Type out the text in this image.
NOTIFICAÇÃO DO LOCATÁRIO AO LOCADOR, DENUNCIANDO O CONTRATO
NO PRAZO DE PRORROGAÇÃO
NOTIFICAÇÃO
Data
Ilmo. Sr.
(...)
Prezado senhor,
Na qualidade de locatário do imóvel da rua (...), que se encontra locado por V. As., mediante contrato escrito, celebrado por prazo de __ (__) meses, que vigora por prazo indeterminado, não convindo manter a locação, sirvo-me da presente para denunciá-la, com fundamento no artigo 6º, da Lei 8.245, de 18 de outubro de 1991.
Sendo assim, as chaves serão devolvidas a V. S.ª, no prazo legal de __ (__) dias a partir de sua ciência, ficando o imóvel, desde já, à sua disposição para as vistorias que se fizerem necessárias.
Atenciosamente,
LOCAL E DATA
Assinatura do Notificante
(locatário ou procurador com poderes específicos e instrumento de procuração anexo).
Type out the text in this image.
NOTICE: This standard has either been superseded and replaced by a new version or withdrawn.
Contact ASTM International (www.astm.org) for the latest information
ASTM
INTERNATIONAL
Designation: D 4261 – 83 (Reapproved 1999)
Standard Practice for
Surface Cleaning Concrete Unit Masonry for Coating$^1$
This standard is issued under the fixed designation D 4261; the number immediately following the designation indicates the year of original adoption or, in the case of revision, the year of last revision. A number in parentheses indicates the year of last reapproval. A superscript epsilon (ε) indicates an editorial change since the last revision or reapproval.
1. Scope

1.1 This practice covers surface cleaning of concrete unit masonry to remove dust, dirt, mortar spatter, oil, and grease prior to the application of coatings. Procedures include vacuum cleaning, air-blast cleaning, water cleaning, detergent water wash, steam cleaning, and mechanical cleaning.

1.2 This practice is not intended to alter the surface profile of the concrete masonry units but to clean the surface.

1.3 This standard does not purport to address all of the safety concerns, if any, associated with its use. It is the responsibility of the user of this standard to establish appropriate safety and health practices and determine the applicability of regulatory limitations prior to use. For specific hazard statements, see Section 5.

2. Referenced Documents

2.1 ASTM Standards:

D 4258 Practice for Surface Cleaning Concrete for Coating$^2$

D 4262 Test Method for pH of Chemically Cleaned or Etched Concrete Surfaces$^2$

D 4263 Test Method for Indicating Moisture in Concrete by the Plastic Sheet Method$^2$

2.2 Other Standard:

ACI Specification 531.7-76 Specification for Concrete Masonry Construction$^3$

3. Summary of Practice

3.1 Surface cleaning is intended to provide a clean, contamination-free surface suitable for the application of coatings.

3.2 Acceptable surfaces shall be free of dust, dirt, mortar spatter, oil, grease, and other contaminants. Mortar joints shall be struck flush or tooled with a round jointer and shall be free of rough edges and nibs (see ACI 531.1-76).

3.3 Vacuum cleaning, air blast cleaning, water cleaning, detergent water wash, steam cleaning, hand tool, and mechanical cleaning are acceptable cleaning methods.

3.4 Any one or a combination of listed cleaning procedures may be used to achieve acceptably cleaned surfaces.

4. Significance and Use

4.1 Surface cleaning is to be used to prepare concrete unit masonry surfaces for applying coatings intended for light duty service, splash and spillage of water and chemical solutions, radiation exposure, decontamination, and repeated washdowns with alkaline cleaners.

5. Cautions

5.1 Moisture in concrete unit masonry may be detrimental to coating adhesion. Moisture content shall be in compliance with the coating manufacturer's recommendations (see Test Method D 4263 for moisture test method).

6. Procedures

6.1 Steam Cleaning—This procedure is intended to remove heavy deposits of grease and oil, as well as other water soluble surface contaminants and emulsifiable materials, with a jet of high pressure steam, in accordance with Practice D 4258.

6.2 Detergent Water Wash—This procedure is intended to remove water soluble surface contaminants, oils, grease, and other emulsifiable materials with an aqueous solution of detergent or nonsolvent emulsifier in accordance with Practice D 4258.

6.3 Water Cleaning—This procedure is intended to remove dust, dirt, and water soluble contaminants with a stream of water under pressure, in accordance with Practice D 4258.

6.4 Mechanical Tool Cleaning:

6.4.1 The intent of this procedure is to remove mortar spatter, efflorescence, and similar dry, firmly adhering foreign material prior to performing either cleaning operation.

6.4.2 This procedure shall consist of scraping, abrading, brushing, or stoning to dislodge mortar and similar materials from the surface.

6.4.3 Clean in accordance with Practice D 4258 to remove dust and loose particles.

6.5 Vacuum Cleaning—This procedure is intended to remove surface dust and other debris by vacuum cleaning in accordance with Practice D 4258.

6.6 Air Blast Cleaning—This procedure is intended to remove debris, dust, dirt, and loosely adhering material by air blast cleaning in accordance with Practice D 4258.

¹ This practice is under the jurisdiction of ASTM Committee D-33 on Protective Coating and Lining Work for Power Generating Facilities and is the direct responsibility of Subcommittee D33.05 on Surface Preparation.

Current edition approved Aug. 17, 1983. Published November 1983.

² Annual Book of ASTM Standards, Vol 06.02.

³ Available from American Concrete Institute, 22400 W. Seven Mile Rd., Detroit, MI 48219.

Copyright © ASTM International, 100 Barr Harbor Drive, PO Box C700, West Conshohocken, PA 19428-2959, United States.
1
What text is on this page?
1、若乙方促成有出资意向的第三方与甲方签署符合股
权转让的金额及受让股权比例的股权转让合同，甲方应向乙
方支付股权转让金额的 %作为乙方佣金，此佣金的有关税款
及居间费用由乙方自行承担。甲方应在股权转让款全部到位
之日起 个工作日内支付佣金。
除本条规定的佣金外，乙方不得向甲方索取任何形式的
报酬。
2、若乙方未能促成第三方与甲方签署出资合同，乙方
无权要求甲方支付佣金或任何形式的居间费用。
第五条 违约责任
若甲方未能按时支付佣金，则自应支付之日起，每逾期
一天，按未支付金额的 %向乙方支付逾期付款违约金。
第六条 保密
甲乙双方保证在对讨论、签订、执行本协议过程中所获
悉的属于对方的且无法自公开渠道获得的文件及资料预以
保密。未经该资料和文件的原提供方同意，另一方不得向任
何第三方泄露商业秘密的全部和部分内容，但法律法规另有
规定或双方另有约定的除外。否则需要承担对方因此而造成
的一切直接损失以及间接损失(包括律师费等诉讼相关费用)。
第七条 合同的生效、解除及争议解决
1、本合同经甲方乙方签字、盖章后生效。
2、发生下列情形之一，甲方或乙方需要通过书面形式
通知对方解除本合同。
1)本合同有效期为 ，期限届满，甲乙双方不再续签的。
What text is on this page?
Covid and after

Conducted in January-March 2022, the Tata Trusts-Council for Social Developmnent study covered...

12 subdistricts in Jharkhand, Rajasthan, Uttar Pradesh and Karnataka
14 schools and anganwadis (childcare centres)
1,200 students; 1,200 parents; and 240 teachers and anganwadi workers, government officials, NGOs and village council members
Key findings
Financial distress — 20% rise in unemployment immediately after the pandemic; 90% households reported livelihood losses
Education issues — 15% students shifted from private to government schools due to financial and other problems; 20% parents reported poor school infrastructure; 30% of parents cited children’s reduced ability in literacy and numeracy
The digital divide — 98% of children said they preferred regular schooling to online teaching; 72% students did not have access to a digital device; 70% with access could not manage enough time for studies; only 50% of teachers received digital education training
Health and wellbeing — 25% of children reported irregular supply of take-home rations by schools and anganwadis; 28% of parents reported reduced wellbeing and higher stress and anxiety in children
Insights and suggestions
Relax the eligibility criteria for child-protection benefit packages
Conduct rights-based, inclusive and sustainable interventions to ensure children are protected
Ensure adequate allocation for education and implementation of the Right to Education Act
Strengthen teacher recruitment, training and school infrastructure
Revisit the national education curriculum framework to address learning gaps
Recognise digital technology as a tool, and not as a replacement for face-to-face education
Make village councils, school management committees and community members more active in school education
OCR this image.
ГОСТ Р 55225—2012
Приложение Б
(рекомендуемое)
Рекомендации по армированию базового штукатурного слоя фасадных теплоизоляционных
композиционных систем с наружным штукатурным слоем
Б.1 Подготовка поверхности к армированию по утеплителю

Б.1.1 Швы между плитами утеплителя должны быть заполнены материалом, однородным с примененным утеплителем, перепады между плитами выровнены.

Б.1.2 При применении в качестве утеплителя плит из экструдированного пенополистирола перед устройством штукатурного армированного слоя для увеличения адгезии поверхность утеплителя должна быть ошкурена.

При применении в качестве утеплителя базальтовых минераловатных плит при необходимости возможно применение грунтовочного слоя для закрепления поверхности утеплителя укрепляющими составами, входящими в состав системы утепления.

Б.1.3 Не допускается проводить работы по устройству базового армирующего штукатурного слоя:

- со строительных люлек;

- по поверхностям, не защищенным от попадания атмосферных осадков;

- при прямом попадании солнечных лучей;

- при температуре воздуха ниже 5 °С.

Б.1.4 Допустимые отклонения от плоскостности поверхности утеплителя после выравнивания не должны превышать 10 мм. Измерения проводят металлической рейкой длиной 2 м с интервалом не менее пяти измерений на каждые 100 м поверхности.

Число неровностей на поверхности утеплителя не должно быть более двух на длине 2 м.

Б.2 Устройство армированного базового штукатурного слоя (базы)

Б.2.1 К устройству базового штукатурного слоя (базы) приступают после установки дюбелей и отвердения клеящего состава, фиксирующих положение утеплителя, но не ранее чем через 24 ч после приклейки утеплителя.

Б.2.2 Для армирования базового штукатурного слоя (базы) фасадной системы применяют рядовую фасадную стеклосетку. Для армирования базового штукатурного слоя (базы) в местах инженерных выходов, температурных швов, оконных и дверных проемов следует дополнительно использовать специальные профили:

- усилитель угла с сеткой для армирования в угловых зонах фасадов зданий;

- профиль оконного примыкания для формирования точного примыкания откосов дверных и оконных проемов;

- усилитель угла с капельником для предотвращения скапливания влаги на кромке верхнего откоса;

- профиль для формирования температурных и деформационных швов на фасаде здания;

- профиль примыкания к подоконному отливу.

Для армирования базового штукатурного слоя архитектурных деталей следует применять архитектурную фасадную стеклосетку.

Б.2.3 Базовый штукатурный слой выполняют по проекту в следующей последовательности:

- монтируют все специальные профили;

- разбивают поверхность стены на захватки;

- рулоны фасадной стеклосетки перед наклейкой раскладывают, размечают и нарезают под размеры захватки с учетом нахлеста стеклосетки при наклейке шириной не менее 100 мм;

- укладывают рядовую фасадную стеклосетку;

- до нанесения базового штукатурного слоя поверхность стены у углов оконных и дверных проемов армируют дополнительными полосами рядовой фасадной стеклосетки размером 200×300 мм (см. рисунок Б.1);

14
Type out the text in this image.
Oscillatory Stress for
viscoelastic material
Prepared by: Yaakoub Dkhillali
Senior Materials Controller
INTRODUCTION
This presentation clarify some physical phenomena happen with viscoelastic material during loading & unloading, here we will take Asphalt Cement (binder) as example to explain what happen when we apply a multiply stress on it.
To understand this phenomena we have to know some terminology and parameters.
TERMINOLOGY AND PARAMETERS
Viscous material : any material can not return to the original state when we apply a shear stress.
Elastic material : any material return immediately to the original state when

+ + + + + + +

- TASK PROMPT: The answer is one number: how many lines of the material above contain "members".

- THE RESPONSE: 2